**** Exercise materials

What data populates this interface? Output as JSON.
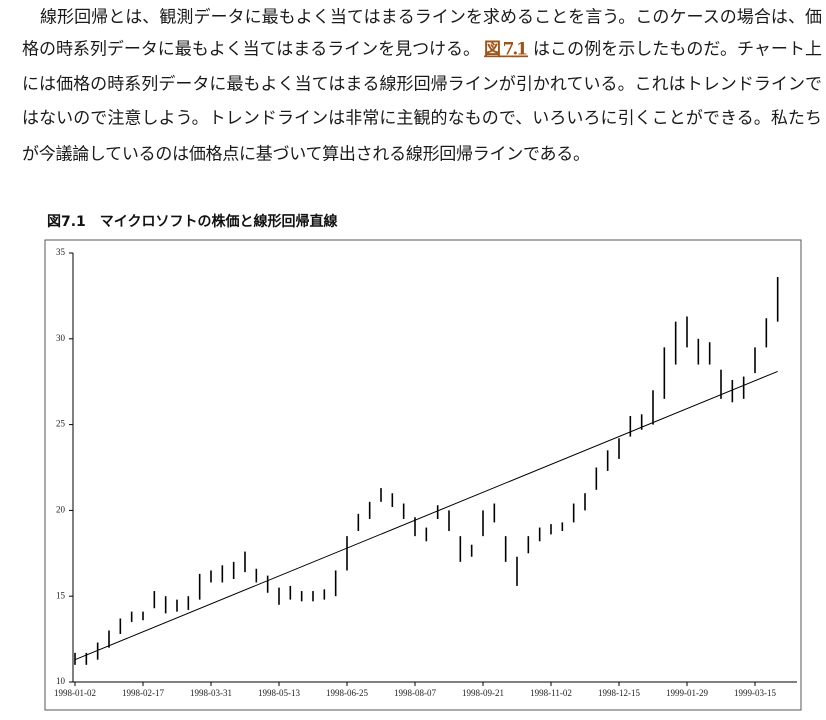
{
  "paragraph": [
    {
      "text": "線形回帰とは、観測データに最もよく当てはまるラインを求めることを言う。このケースの場合は、価"
    },
    {
      "text": "格の時系列データに最もよく当てはまるラインを見つける。",
      "link": "図 7.1",
      "after": "はこの例を示したものだ。チャート上"
    },
    {
      "text": "には価格の時系列データに最もよく当てはまる線形回帰ラインが引かれている。これはトレンドラインで"
    },
    {
      "text": "はないので注意しよう。トレンドラインは非常に主観的なもので、いろいろに引くことができる。私たち"
    },
    {
      "text": "が今議論しているのは価格点に基づいて算出される線形回帰ラインである。"
    }
  ],
  "figure_caption": "図7.1　マイクロソフトの株価と線形回帰直線",
  "chart_data": {
    "type": "hilo",
    "color": "#000000",
    "categories": [
      "1998-01-02",
      null,
      null,
      null,
      null,
      null,
      "1998-02-17",
      null,
      null,
      null,
      null,
      null,
      "1998-03-31",
      null,
      null,
      null,
      null,
      null,
      "1998-05-13",
      null,
      null,
      null,
      null,
      null,
      "1998-06-25",
      null,
      null,
      null,
      null,
      null,
      "1998-08-07",
      null,
      null,
      null,
      null,
      null,
      "1998-09-21",
      null,
      null,
      null,
      null,
      null,
      "1998-11-02",
      null,
      null,
      null,
      null,
      null,
      "1998-12-15",
      null,
      null,
      null,
      null,
      null,
      "1999-01-29",
      null,
      null,
      null,
      null,
      null,
      "1999-03-15",
      null,
      null
    ],
    "high": [
      11.7,
      11.7,
      12.3,
      13.0,
      13.7,
      14.1,
      14.1,
      15.3,
      15.0,
      14.8,
      15.0,
      16.3,
      16.5,
      16.8,
      17.0,
      17.6,
      16.6,
      16.2,
      15.5,
      15.6,
      15.3,
      15.3,
      15.4,
      16.5,
      18.5,
      19.8,
      20.5,
      21.3,
      21.0,
      20.4,
      19.6,
      19.0,
      20.3,
      20.0,
      18.5,
      18.0,
      20.0,
      20.4,
      18.5,
      17.3,
      18.5,
      19.0,
      19.2,
      19.3,
      20.4,
      21.0,
      22.5,
      23.5,
      24.2,
      25.5,
      25.6,
      27.0,
      29.5,
      31.0,
      31.3,
      30.0,
      29.8,
      28.2,
      27.6,
      27.8,
      29.5,
      31.2,
      33.6
    ],
    "low": [
      11.0,
      11.0,
      11.3,
      12.0,
      12.8,
      13.5,
      13.6,
      14.3,
      14.0,
      14.1,
      14.2,
      14.8,
      15.8,
      15.8,
      16.0,
      16.4,
      15.8,
      15.2,
      14.5,
      14.8,
      14.7,
      14.7,
      14.8,
      15.0,
      16.5,
      18.8,
      19.5,
      20.5,
      20.2,
      19.5,
      18.5,
      18.2,
      19.5,
      18.8,
      17.0,
      17.3,
      18.5,
      19.3,
      17.0,
      15.6,
      17.5,
      18.2,
      18.6,
      18.8,
      19.3,
      20.0,
      21.2,
      22.3,
      23.0,
      24.3,
      24.7,
      25.0,
      26.5,
      28.5,
      29.5,
      28.5,
      28.5,
      26.5,
      26.3,
      26.5,
      28.0,
      29.5,
      31.0
    ],
    "trend_line": {
      "values": [
        11.3,
        28.1
      ],
      "color": "#000000"
    },
    "ylim": [
      10,
      35
    ],
    "yticks": [
      10,
      15,
      20,
      25,
      30,
      35
    ]
  }
}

********

▸ Do this: Reproduce the material word for word. Any pictures should be left out of the copy.

▸ Solution:
What data populates this interface? Output as JSON.
{
  "paragraph": [
    {
      "text": "線形回帰とは、観測データに最もよく当てはまるラインを求めることを言う。このケースの場合は、価"
    },
    {
      "text": "格の時系列データに最もよく当てはまるラインを見つける。",
      "link": "図 7.1",
      "after": "はこの例を示したものだ。チャート上"
    },
    {
      "text": "には価格の時系列データに最もよく当てはまる線形回帰ラインが引かれている。これはトレンドラインで"
    },
    {
      "text": "はないので注意しよう。トレンドラインは非常に主観的なもので、いろいろに引くことができる。私たち"
    },
    {
      "text": "が今議論しているのは価格点に基づいて算出される線形回帰ラインである。"
    }
  ],
  "figure_caption": "図7.1　マイクロソフトの株価と線形回帰直線",
  "chart_data": {
    "type": "hilo",
    "color": "#000000",
    "categories": [
      "1998-01-02",
      null,
      null,
      null,
      null,
      null,
      "1998-02-17",
      null,
      null,
      null,
      null,
      null,
      "1998-03-31",
      null,
      null,
      null,
      null,
      null,
      "1998-05-13",
      null,
      null,
      null,
      null,
      null,
      "1998-06-25",
      null,
      null,
      null,
      null,
      null,
      "1998-08-07",
      null,
      null,
      null,
      null,
      null,
      "1998-09-21",
      null,
      null,
      null,
      null,
      null,
      "1998-11-02",
      null,
      null,
      null,
      null,
      null,
      "1998-12-15",
      null,
      null,
      null,
      null,
      null,
      "1999-01-29",
      null,
      null,
      null,
      null,
      null,
      "1999-03-15",
      null,
      null
    ],
    "high": [
      11.7,
      11.7,
      12.3,
      13.0,
      13.7,
      14.1,
      14.1,
      15.3,
      15.0,
      14.8,
      15.0,
      16.3,
      16.5,
      16.8,
      17.0,
      17.6,
      16.6,
      16.2,
      15.5,
      15.6,
      15.3,
      15.3,
      15.4,
      16.5,
      18.5,
      19.8,
      20.5,
      21.3,
      21.0,
      20.4,
      19.6,
      19.0,
      20.3,
      20.0,
      18.5,
      18.0,
      20.0,
      20.4,
      18.5,
      17.3,
      18.5,
      19.0,
      19.2,
      19.3,
      20.4,
      21.0,
      22.5,
      23.5,
      24.2,
      25.5,
      25.6,
      27.0,
      29.5,
      31.0,
      31.3,
      30.0,
      29.8,
      28.2,
      27.6,
      27.8,
      29.5,
      31.2,
      33.6
    ],
    "low": [
      11.0,
      11.0,
      11.3,
      12.0,
      12.8,
      13.5,
      13.6,
      14.3,
      14.0,
      14.1,
      14.2,
      14.8,
      15.8,
      15.8,
      16.0,
      16.4,
      15.8,
      15.2,
      14.5,
      14.8,
      14.7,
      14.7,
      14.8,
      15.0,
      16.5,
      18.8,
      19.5,
      20.5,
      20.2,
      19.5,
      18.5,
      18.2,
      19.5,
      18.8,
      17.0,
      17.3,
      18.5,
      19.3,
      17.0,
      15.6,
      17.5,
      18.2,
      18.6,
      18.8,
      19.3,
      20.0,
      21.2,
      22.3,
      23.0,
      24.3,
      24.7,
      25.0,
      26.5,
      28.5,
      29.5,
      28.5,
      28.5,
      26.5,
      26.3,
      26.5,
      28.0,
      29.5,
      31.0
    ],
    "trend_line": {
      "values": [
        11.3,
        28.1
      ],
      "color": "#000000"
    },
    "ylim": [
      10,
      35
    ],
    "yticks": [
      10,
      15,
      20,
      25,
      30,
      35
    ]
  }
}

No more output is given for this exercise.